A recent article by Girouard and Zagury (doi:10.1016/j.scitotenv.2008.12.019) on the available of arsenic bound in soil highlights a recurring theme in soil environmental toxicology. Our current measurement techniques for contaminants in soil may be significantly underestimating the risk associated with a polluted soil to small children. Typically, we recommend that soils be sieved to pass a 2 mm sieve, or in other words, only particles less than 2 mm are analyzed. Sometimes we suggest that soils should be sieved to pass a 0.25 mm sieve. The reason we do this is that we know that concentrations of pollutants increase as we sieve to smaller and smaller sizes. However, what we don’t know is how ‘available’ pollutants in these smaller size classes would be to small children, or in other words, how easily can pollutants in small sized particles enter our bloodstream. The work by Girouard and Zagury indicates that the answer to this question is: more easily. Thus, the smaller the particles the more risk is posed to small children who might accidentally eat these soils. (as an aside, I’m sure you are wondering how much soil a children will eat. We estimate around 100 mg per day but in some cases, children can eat up to 13 g). As a society we need to revist how we assess risk from contaminated soils and ask the question: are we being protective enough?

A recent article by Dr. Gan’s group in Environmental Science and Technology (DOI: 10.1021/es802966z) investigates how available phenanthreneis to bacteria.  What the group did was measure phenanthrene degradation and also calculate the amount of phenanthrene freely dissolved in soil pore water.  To measure the amount of phenanthrene in pore water, they used solid phase microextraction fibers.  Importantly they checked many of the assumptions about SPMEs and their ability to measure freely dissolved phenanthrene.  Once they did this, they found that the freely dissolved concentration of phenanthrene could only predict the initialy 144 h of degradation but after that was not predictive at all.  This suggests that microorganisms can access phenanthrene directly from soil without the phenanthrene dissolving into pore water.  This is not a brand new observation by Dr. Gan’s group has been able nicely pin it down and also investigate the influence of other soil factors like organic carbon and surface area on bacterial use of phenanthrene.

WORK REQUIRED :: Please extend the posts on soil contaminants, starting right after their final sentence. The records that follow come from a separate source.

DATASET ENTRIES ::
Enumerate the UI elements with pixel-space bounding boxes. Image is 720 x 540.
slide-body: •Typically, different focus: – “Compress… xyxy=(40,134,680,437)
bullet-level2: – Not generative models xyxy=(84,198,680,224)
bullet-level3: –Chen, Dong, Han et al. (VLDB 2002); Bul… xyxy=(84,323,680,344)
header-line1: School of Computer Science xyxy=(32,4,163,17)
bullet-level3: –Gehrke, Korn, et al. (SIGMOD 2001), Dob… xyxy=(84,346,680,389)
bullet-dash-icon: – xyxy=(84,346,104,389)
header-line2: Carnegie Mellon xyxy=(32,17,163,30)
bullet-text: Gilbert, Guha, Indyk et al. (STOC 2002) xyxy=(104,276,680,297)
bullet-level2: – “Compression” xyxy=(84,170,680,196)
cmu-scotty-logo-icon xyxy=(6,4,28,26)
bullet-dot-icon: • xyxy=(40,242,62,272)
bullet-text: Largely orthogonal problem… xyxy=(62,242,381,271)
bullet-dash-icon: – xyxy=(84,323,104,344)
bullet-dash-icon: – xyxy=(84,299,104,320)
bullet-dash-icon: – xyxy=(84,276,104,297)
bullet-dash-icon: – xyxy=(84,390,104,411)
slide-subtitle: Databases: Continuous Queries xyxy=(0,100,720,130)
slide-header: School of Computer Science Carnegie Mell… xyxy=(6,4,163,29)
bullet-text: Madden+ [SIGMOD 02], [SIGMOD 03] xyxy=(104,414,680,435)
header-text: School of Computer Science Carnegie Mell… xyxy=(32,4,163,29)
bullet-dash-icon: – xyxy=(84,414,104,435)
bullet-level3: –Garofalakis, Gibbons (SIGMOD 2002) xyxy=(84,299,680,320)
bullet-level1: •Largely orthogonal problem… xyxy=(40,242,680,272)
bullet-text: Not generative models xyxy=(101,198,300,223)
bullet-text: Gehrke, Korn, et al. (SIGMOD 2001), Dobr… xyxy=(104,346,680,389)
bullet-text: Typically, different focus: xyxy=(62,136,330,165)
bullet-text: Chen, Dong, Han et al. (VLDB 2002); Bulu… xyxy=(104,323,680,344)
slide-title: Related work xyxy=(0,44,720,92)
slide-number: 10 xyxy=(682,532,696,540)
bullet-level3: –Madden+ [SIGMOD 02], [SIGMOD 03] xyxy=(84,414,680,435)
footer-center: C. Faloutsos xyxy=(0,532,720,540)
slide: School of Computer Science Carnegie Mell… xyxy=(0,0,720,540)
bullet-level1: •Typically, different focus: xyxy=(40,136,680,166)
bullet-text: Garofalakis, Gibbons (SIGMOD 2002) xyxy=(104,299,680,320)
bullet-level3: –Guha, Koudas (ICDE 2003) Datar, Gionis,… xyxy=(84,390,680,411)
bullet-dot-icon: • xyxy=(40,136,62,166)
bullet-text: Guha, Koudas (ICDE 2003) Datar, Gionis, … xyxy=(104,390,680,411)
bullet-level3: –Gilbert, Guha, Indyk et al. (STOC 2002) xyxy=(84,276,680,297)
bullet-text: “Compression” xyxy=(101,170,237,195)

WRITTEN REPLY ::
Why do we care about this?  The concept of chemical activity versus bioaccessibility hinges on this very same issue.  Chemical activity can be linked to the freely dissolved chemical concentration in pore water.  In contrast, bioaccessibility is an estimate of how much of a contaminant an organism can access. One good rule of thumb put forward by Reichenberg and Mayer (2006) is that bioaccessibility is required  when organisms can specifically access a chemical whereas chemical activity is more important for passive uptake systems.  Typically for bacteria we think of them as passive systems for polyaromatic hydrocarbons.  The toxicity of PAHs to organisms is often thought to be due to non-polar narcosis in which the PAHs disrupt the lipid membrane (nitrifiers are an important exception to this).   Based on this recent publication by Dr. Gan, we are going to need to rethink this idea. If microorganisms can specifically uptake the toxicants, then we need some sort of estimate of bioaccessibilty for microorganisms.  This will allow us to modify site specific clean up scenarios to protect biogeochemical cycling at impacted sites.

Well it has been a frustrating week.  Methanol can be substituted but peaks broaden and more non-polar substances co-elute.  The Thermo guideline is a good first step but I think that the method development is going to take longer than I had initially hoped.   Hopefully the acetonitrile shortage will alleviate soon and we can go back to the original solvents.

So, if you are like our lab and use HPLC technology, then you know there is an acetonitrile shortage.  Acetonitrile is a by produce of the automative industry.  As you may have heard, this industry is in free fall and as a result acetonitrile has increased in price 6 to 8 fold and normally can’t be bought.  This is a problem becuase acetonitrile is the solvent of choice for most HPLC applications.  Thus, one can think of HPLC’s as running on acetonitrile.

Luckily, I work in an academic environment so I can change solvents.  Others who need to work with certified methods are stuck and can try to save acetonitrile usage by switching to smaller columns.  If you are going to change solvents, there are two major things to consider.  The first is that other solvents like methanol absorve in the UV spectrum which can pose a problem for UV/VIS detectors.  The second is that methanol has a slightly different polarity than acetonitrile and also results in higher backpressure.  Luckily, Thermo has posted an excellent user guide for replacing acetonitrile with other solvents. Today we are going to try to replace our PAH HPLC method that is acetonitrile based with a methanol based method. PAHs are detected using a fluorescence detector so the UV absorbance of methanol is not a big concern.  Hopefully it will go well and tommorrow I can post the results in case others need to change their PAH methods over.

It is funny that as scientists we normally don’t primarily think of ourselves as consumers and thus are somewhat disconnected from the overall economy.  The acetonitrile shortage is a good example of how interconnected our economy actually is.